─── Available records ───
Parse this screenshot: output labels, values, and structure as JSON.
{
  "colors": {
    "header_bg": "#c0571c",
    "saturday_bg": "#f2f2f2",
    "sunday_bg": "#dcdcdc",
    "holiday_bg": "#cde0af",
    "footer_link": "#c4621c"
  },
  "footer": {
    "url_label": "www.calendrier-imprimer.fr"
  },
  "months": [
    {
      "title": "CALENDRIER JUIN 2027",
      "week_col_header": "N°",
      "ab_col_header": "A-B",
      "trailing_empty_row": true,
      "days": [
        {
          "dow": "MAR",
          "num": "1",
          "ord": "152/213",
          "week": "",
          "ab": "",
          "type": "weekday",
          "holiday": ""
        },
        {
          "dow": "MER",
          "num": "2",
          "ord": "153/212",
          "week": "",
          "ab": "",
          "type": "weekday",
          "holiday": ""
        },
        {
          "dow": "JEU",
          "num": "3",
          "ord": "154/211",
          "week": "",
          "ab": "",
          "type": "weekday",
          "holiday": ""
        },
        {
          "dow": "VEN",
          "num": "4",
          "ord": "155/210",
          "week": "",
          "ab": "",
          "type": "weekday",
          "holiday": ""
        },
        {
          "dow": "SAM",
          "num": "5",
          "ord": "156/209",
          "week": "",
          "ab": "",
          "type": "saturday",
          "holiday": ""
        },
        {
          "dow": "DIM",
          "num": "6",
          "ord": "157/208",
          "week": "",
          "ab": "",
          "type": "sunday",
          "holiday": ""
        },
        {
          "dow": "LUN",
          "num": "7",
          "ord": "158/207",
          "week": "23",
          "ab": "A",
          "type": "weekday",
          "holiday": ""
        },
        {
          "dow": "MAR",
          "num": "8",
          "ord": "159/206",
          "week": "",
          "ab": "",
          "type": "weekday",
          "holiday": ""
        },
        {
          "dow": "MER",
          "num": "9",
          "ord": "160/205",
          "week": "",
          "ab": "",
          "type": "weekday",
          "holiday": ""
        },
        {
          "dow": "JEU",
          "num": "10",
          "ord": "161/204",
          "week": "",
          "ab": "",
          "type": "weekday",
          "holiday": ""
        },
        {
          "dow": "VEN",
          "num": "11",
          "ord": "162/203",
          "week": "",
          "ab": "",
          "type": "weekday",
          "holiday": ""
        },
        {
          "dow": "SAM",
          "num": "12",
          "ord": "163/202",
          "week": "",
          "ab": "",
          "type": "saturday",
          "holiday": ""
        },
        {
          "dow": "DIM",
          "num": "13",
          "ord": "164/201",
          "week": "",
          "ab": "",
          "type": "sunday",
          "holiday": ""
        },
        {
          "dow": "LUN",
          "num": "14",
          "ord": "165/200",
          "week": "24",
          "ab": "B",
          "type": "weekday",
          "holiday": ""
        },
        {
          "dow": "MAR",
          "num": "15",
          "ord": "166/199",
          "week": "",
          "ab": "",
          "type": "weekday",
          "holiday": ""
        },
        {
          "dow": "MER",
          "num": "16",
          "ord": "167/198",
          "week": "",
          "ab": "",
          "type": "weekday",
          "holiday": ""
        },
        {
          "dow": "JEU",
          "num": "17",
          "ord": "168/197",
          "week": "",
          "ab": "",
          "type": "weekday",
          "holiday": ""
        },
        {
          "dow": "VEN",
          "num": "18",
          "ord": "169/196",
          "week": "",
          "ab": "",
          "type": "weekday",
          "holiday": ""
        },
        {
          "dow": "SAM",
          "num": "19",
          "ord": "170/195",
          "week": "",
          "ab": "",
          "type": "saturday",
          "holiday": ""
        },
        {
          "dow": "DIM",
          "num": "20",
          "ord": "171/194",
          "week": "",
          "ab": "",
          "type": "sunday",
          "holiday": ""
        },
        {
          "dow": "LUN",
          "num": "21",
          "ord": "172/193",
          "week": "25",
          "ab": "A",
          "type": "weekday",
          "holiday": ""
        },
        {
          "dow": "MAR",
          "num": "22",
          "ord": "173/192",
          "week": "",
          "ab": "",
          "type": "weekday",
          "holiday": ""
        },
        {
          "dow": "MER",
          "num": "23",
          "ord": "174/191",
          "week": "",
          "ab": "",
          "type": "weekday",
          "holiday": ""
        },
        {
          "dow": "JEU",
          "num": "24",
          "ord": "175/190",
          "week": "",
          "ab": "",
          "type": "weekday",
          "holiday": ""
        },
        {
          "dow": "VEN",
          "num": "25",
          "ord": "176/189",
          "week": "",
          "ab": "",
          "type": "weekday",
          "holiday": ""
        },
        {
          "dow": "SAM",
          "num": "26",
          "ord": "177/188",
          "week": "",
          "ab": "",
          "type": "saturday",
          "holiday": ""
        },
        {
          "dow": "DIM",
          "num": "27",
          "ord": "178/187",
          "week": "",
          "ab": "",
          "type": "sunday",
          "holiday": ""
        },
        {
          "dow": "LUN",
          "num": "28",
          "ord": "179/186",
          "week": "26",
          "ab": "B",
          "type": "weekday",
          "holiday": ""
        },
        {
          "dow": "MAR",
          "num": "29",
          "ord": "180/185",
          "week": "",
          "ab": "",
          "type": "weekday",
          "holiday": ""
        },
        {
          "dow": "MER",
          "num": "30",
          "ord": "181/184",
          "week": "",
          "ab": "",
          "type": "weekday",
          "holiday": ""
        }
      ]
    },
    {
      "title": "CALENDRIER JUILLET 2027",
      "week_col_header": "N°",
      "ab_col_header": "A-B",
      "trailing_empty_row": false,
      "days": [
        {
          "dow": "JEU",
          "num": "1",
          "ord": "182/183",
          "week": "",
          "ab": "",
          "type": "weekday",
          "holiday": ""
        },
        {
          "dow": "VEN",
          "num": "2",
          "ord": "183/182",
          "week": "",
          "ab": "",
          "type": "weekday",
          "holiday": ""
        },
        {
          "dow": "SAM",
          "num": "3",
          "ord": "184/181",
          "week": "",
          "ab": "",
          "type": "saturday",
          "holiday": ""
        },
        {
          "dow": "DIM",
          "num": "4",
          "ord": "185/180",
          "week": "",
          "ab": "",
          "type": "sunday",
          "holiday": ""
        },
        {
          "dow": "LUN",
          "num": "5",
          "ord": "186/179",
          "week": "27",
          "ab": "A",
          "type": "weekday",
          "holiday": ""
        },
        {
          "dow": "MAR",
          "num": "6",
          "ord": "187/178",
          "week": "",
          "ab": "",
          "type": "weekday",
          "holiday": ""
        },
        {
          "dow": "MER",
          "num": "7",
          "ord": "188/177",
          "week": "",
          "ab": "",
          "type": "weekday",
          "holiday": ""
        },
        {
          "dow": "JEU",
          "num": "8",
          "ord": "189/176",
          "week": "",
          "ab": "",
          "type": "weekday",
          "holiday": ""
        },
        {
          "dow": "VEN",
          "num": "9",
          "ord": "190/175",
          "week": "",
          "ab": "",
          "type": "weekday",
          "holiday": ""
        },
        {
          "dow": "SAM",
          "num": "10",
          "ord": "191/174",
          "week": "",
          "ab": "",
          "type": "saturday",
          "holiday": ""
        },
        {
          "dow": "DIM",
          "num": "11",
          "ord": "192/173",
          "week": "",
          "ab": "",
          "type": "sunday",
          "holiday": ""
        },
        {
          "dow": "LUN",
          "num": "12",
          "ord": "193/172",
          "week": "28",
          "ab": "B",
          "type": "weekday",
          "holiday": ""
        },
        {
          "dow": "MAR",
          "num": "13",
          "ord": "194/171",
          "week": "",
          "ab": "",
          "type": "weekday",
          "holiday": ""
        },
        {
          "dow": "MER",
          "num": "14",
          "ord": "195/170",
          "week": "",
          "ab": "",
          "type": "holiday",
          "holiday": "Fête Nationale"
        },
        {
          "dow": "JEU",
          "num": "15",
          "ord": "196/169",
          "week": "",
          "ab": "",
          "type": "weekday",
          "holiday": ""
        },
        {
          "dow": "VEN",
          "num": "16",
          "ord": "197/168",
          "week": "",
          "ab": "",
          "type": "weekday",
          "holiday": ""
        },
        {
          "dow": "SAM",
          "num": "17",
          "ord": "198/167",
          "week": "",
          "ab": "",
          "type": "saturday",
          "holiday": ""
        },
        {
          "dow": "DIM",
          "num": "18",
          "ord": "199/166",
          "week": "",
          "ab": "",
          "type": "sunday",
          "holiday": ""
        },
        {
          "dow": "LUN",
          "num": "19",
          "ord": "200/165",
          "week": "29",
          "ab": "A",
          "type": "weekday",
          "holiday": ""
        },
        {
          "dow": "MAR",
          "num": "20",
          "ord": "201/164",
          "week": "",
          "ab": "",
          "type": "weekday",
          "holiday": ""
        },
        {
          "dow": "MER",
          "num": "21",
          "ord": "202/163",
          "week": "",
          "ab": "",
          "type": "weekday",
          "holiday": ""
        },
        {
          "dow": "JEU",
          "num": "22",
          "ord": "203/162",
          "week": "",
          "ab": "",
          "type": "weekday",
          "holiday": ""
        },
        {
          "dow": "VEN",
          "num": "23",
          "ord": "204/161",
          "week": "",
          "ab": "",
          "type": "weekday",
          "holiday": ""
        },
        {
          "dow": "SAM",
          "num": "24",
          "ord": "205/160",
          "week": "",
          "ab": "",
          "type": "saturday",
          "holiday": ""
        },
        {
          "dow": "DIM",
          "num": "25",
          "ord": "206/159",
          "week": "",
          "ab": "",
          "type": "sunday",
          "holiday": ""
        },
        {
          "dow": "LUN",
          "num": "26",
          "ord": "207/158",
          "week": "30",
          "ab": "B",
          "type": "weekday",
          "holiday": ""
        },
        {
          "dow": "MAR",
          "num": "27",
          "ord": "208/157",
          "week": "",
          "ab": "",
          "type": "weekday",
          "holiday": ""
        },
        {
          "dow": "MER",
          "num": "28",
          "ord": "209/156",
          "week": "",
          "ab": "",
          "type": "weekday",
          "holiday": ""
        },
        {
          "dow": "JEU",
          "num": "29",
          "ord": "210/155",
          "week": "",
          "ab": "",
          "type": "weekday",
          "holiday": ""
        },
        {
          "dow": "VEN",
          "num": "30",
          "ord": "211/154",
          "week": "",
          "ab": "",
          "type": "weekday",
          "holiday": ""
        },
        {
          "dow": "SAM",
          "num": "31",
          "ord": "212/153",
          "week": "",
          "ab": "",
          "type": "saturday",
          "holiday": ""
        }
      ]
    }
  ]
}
───
Exercise
Locate the lines above that contain "title" and copy them.

Output of the exercise
      "title": "CALENDRIER JUIN 2027",
      "title": "CALENDRIER JUILLET 2027",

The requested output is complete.